**YOUR OBJECTIVE**
Extract every entry word for word. Skip the pictures.

**DATASET RECORDS**

↓↓↓

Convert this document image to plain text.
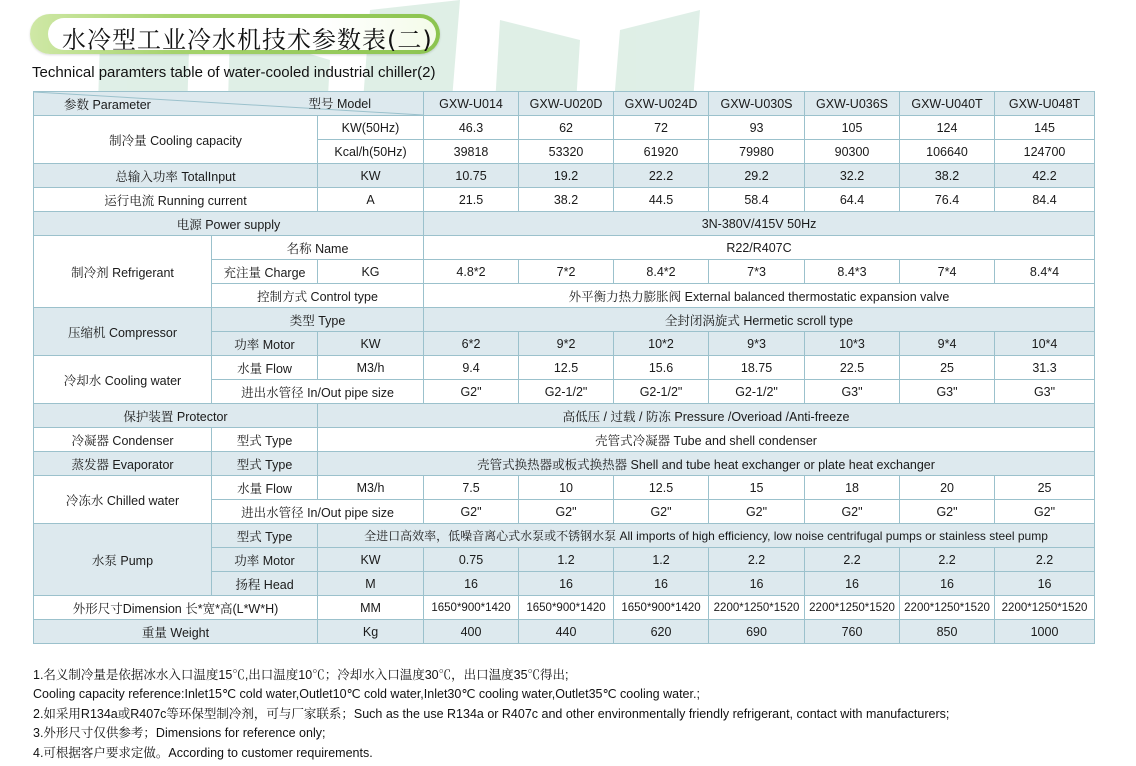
水冷型工业冷水机技术参数表(二)
Technical paramters table of water-cooled industrial chiller(2)
型号 Model
参数 Parameter			GXW-U014	GXW-U020D	GXW-U024D	GXW-U030S	GXW-U036S	GXW-U040T	GXW-U048T
制冷量 Cooling capacity		KW(50Hz)	46.3	62	72	93	105	124	145
		Kcal/h(50Hz)	39818	53320	61920	79980	90300	106640	124700
总输入功率 TotalInput		KW	10.75	19.2	22.2	29.2	32.2	38.2	42.2
运行电流 Running current		A	21.5	38.2	44.5	58.4	64.4	76.4	84.4
电源 Power supply			3N-380V/415V 50Hz						
制冷剂 Refrigerant	名称 Name		R22/R407C						
	充注量 Charge	KG	4.8*2	7*2	8.4*2	7*3	8.4*3	7*4	8.4*4
	控制方式 Control type		外平衡力热力膨胀阀 External balanced thermostatic expansion valve						
压缩机 Compressor	类型 Type		全封闭涡旋式 Hermetic scroll type						
	功率 Motor	KW	6*2	9*2	10*2	9*3	10*3	9*4	10*4
冷却水 Cooling water	水量 Flow	M3/h	9.4	12.5	15.6	18.75	22.5	25	31.3
	进出水管径 In/Out pipe size		G2"	G2-1/2"	G2-1/2"	G2-1/2"	G3"	G3"	G3"
保护装置 Protector		高低压 / 过载 / 防冻 Pressure /Overioad /Anti-freeze							
冷凝器 Condenser	型式 Type	壳管式冷凝器 Tube and shell condenser							
蒸发器 Evaporator	型式 Type	壳管式换热器或板式换热器 Shell and tube heat exchanger or plate heat exchanger							
冷冻水 Chilled water	水量 Flow	M3/h	7.5	10	12.5	15	18	20	25
	进出水管径 In/Out pipe size		G2"	G2"	G2"	G2"	G2"	G2"	G2"
水泵 Pump	型式 Type	全进口高效率，低噪音离心式水泵或不锈钢水泵 All imports of high efficiency, low noise centrifugal pumps or stainless steel pump							
	功率 Motor	KW	0.75	1.2	1.2	2.2	2.2	2.2	2.2
	扬程 Head	M	16	16	16	16	16	16	16
外形尺寸Dimension 长*宽*高(L*W*H)		MM	1650*900*1420	1650*900*1420	1650*900*1420	2200*1250*1520	2200*1250*1520	2200*1250*1520	2200*1250*1520
重量 Weight		Kg	400	440	620	690	760	850	1000
1.名义制冷量是依据冰水入口温度15℃,出口温度10℃；冷却水入口温度30℃，出口温度35℃得出;
Cooling capacity reference:Inlet15℃ cold water,Outlet10℃ cold water,Inlet30℃ cooling water,Outlet35℃ cooling water.;
2.如采用R134a或R407c等环保型制冷剂，可与厂家联系；Such as the use R134a or R407c and other environmentally friendly refrigerant, contact with manufacturers;
3.外形尺寸仅供参考；Dimensions for reference only;
4.可根据客户要求定做。According to customer requirements.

↑↑↑

**FINISHED TASK**
Convert this document image to plain text.
水冷型工业冷水机技术参数表(二)
Technical paramters table of water-cooled industrial chiller(2)
型号 Model
参数 Parameter			GXW-U014	GXW-U020D	GXW-U024D	GXW-U030S	GXW-U036S	GXW-U040T	GXW-U048T
制冷量 Cooling capacity		KW(50Hz)	46.3	62	72	93	105	124	145
		Kcal/h(50Hz)	39818	53320	61920	79980	90300	106640	124700
总输入功率 TotalInput		KW	10.75	19.2	22.2	29.2	32.2	38.2	42.2
运行电流 Running current		A	21.5	38.2	44.5	58.4	64.4	76.4	84.4
电源 Power supply			3N-380V/415V 50Hz						
制冷剂 Refrigerant	名称 Name		R22/R407C						
	充注量 Charge	KG	4.8*2	7*2	8.4*2	7*3	8.4*3	7*4	8.4*4
	控制方式 Control type		外平衡力热力膨胀阀 External balanced thermostatic expansion valve						
压缩机 Compressor	类型 Type		全封闭涡旋式 Hermetic scroll type						
	功率 Motor	KW	6*2	9*2	10*2	9*3	10*3	9*4	10*4
冷却水 Cooling water	水量 Flow	M3/h	9.4	12.5	15.6	18.75	22.5	25	31.3
	进出水管径 In/Out pipe size		G2"	G2-1/2"	G2-1/2"	G2-1/2"	G3"	G3"	G3"
保护装置 Protector		高低压 / 过载 / 防冻 Pressure /Overioad /Anti-freeze							
冷凝器 Condenser	型式 Type	壳管式冷凝器 Tube and shell condenser							
蒸发器 Evaporator	型式 Type	壳管式换热器或板式换热器 Shell and tube heat exchanger or plate heat exchanger							
冷冻水 Chilled water	水量 Flow	M3/h	7.5	10	12.5	15	18	20	25
	进出水管径 In/Out pipe size		G2"	G2"	G2"	G2"	G2"	G2"	G2"
水泵 Pump	型式 Type	全进口高效率，低噪音离心式水泵或不锈钢水泵 All imports of high efficiency, low noise centrifugal pumps or stainless steel pump							
	功率 Motor	KW	0.75	1.2	1.2	2.2	2.2	2.2	2.2
	扬程 Head	M	16	16	16	16	16	16	16
外形尺寸Dimension 长*宽*高(L*W*H)		MM	1650*900*1420	1650*900*1420	1650*900*1420	2200*1250*1520	2200*1250*1520	2200*1250*1520	2200*1250*1520
重量 Weight		Kg	400	440	620	690	760	850	1000
1.名义制冷量是依据冰水入口温度15℃,出口温度10℃；冷却水入口温度30℃，出口温度35℃得出;
Cooling capacity reference:Inlet15℃ cold water,Outlet10℃ cold water,Inlet30℃ cooling water,Outlet35℃ cooling water.;
2.如采用R134a或R407c等环保型制冷剂，可与厂家联系；Such as the use R134a or R407c and other environmentally friendly refrigerant, contact with manufacturers;
3.外形尺寸仅供参考；Dimensions for reference only;
4.可根据客户要求定做。According to customer requirements.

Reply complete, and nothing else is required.